— Begin EXTRACTED DATA —
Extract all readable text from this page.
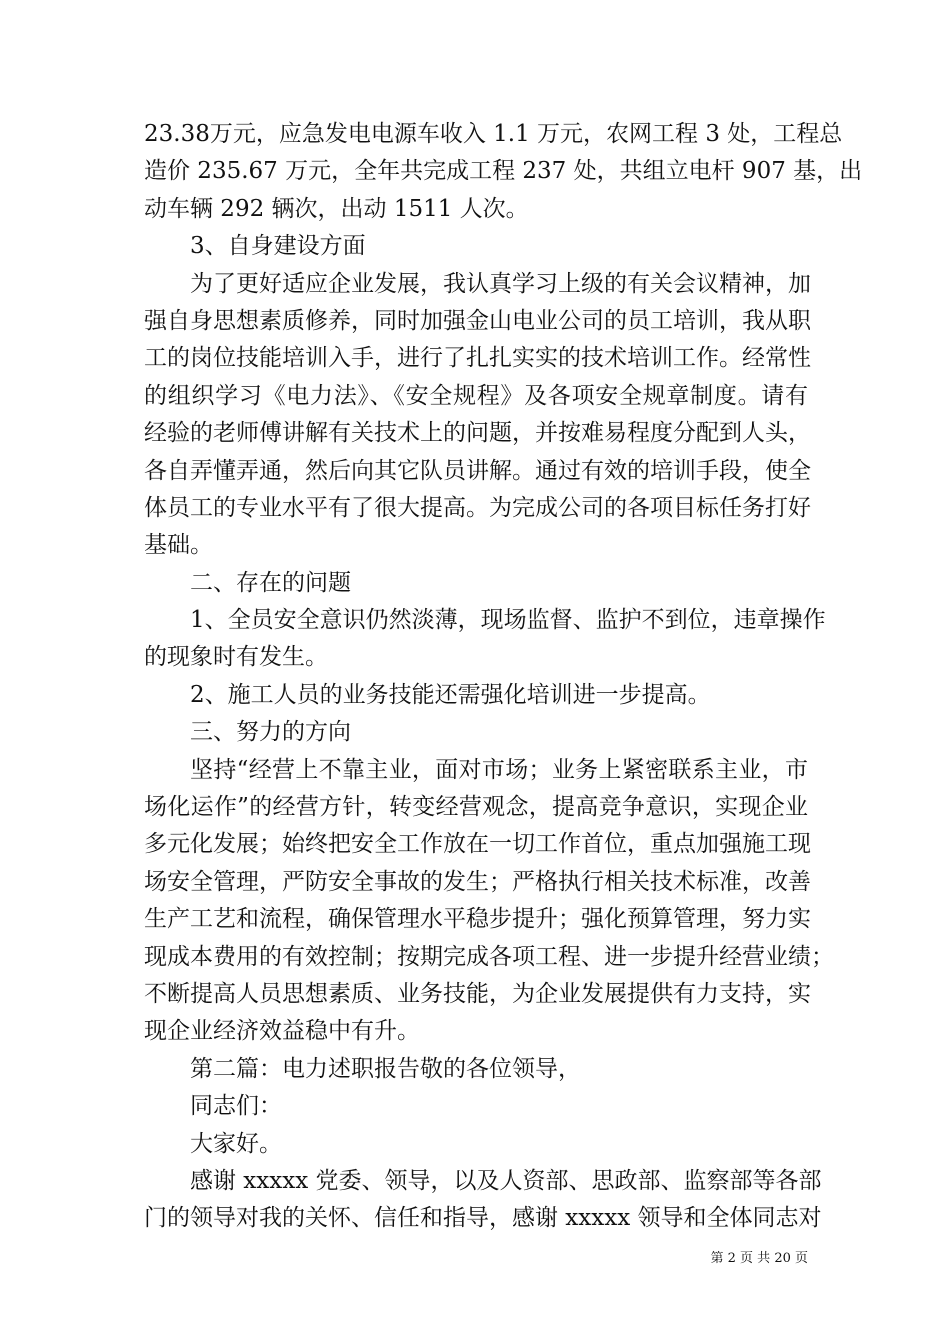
23.38万元，应急发电电源车收入 1.1 万元，农网工程 3 处，工程总
造价 235.67 万元，全年共完成工程 237 处，共组立电杆 907 基，出
动车辆 292 辆次，出动 1511 人次。
3、自身建设方面
为了更好适应企业发展，我认真学习上级的有关会议精神，加
强自身思想素质修养，同时加强金山电业公司的员工培训，我从职
工的岗位技能培训入手，进行了扎扎实实的技术培训工作。经常性
的组织学习《电力法》、《安全规程》及各项安全规章制度。请有
经验的老师傅讲解有关技术上的问题，并按难易程度分配到人头，
各自弄懂弄通，然后向其它队员讲解。通过有效的培训手段，使全
体员工的专业水平有了很大提高。为完成公司的各项目标任务打好
基础。
二、存在的问题
1、全员安全意识仍然淡薄，现场监督、监护不到位，违章操作
的现象时有发生。
2、施工人员的业务技能还需强化培训进一步提高。
三、努力的方向
坚持“经营上不靠主业，面对市场；业务上紧密联系主业，市
场化运作”的经营方针，转变经营观念，提高竞争意识，实现企业
多元化发展；始终把安全工作放在一切工作首位，重点加强施工现
场安全管理，严防安全事故的发生；严格执行相关技术标准，改善
生产工艺和流程，确保管理水平稳步提升；强化预算管理，努力实
现成本费用的有效控制；按期完成各项工程、进一步提升经营业绩；
不断提高人员思想素质、业务技能，为企业发展提供有力支持，实
现企业经济效益稳中有升。
第二篇：电力述职报告敬的各位领导，
同志们：
大家好。
感谢 xxxxx 党委、领导，以及人资部、思政部、监察部等各部
门的领导对我的关怀、信任和指导，感谢 xxxxx 领导和全体同志对
第 2 页 共 20 页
— End EXTRACTED DATA —
■ **WHAT IS REQUIRED**:
Images must not appear in the copy; reproduce everything else in the records verbatim.

■ **SOLUTION TO THIS PROBLEM**:
Extract all readable text from this page.
23.38万元，应急发电电源车收入 1.1 万元，农网工程 3 处，工程总
造价 235.67 万元，全年共完成工程 237 处，共组立电杆 907 基，出
动车辆 292 辆次，出动 1511 人次。
3、自身建设方面
为了更好适应企业发展，我认真学习上级的有关会议精神，加
强自身思想素质修养，同时加强金山电业公司的员工培训，我从职
工的岗位技能培训入手，进行了扎扎实实的技术培训工作。经常性
的组织学习《电力法》、《安全规程》及各项安全规章制度。请有
经验的老师傅讲解有关技术上的问题，并按难易程度分配到人头，
各自弄懂弄通，然后向其它队员讲解。通过有效的培训手段，使全
体员工的专业水平有了很大提高。为完成公司的各项目标任务打好
基础。
二、存在的问题
1、全员安全意识仍然淡薄，现场监督、监护不到位，违章操作
的现象时有发生。
2、施工人员的业务技能还需强化培训进一步提高。
三、努力的方向
坚持“经营上不靠主业，面对市场；业务上紧密联系主业，市
场化运作”的经营方针，转变经营观念，提高竞争意识，实现企业
多元化发展；始终把安全工作放在一切工作首位，重点加强施工现
场安全管理，严防安全事故的发生；严格执行相关技术标准，改善
生产工艺和流程，确保管理水平稳步提升；强化预算管理，努力实
现成本费用的有效控制；按期完成各项工程、进一步提升经营业绩；
不断提高人员思想素质、业务技能，为企业发展提供有力支持，实
现企业经济效益稳中有升。
第二篇：电力述职报告敬的各位领导，
同志们：
大家好。
感谢 xxxxx 党委、领导，以及人资部、思政部、监察部等各部
门的领导对我的关怀、信任和指导，感谢 xxxxx 领导和全体同志对
第 2 页 共 20 页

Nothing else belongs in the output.